## Written request
Comb the records below for the string "desc" and copy each line where it turns up.

[Recorded data]
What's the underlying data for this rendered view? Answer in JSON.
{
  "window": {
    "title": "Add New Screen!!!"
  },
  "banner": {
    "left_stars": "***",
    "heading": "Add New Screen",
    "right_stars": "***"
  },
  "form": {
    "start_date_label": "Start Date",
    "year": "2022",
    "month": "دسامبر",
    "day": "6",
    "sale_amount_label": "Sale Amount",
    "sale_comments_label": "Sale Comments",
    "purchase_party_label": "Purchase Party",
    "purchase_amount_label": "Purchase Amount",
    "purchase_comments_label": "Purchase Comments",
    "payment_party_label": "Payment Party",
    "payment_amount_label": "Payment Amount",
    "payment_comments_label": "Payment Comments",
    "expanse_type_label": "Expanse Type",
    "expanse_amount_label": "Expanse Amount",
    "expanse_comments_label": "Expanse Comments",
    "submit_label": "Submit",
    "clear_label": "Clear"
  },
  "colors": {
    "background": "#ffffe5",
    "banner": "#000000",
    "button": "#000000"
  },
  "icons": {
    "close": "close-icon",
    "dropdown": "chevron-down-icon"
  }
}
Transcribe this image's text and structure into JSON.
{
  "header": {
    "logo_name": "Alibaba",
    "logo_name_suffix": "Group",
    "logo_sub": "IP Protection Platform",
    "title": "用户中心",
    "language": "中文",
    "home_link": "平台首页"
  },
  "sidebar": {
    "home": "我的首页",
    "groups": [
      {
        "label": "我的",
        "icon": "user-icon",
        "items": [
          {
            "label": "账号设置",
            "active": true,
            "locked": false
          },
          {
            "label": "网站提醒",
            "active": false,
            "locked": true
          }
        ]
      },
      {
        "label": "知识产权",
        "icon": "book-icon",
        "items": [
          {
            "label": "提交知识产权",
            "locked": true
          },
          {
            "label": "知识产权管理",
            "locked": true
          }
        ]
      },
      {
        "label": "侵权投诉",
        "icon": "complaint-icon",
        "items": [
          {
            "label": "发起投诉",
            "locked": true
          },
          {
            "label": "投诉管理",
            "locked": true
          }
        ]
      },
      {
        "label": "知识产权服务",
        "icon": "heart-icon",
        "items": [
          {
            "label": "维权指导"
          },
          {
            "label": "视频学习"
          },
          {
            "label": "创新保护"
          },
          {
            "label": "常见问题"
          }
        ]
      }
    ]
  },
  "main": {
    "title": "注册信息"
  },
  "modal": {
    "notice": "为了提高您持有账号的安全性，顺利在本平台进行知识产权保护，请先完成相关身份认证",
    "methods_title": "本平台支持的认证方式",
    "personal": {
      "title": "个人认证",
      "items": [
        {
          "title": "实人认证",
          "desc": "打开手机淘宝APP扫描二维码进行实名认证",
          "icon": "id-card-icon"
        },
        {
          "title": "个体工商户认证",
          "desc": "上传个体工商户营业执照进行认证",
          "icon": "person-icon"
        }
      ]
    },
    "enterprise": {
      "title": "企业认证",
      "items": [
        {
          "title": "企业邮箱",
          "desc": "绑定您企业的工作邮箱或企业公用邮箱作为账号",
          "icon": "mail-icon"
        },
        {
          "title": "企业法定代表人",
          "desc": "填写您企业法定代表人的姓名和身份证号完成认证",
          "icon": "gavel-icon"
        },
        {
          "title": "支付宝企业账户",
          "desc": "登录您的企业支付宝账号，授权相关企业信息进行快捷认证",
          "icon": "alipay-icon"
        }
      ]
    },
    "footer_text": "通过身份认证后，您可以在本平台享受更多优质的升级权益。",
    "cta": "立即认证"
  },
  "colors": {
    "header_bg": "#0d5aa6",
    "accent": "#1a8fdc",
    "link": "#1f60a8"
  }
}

## Exercise response
          "desc": "打开手机淘宝APP扫描二维码进行实名认证",
          "desc": "上传个体工商户营业执照进行认证",
          "desc": "绑定您企业的工作邮箱或企业公用邮箱作为账号",
          "desc": "填写您企业法定代表人的姓名和身份证号完成认证",
          "desc": "登录您的企业支付宝账号，授权相关企业信息进行快捷认证",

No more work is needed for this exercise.